-- START OF Information shown --

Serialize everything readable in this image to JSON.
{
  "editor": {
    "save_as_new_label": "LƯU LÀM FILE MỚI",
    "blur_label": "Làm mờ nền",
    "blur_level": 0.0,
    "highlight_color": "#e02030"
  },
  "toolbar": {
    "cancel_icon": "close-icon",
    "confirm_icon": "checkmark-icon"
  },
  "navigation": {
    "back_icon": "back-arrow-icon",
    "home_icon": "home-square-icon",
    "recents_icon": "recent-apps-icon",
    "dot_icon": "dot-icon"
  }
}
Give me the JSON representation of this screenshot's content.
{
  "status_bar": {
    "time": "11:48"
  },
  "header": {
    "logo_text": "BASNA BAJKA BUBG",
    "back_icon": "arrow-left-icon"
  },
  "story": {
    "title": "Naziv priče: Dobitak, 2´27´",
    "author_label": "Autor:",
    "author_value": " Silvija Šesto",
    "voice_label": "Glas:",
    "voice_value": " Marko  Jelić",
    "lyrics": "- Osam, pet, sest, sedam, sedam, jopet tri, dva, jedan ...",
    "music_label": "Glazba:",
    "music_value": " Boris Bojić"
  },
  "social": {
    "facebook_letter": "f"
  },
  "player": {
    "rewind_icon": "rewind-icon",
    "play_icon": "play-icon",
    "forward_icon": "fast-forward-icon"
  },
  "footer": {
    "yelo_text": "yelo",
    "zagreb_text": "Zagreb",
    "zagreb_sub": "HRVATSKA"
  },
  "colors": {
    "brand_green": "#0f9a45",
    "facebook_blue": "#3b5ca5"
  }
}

-- END OF Information shown --

Given task:
Copy each line of the records above that carries the word "icon".

Expected output:
    "cancel_icon": "close-icon",
    "confirm_icon": "checkmark-icon"
    "back_icon": "back-arrow-icon",
    "home_icon": "home-square-icon",
    "recents_icon": "recent-apps-icon",
    "dot_icon": "dot-icon"
    "back_icon": "arrow-left-icon"
    "rewind_icon": "rewind-icon",
    "play_icon": "play-icon",
    "forward_icon": "fast-forward-icon"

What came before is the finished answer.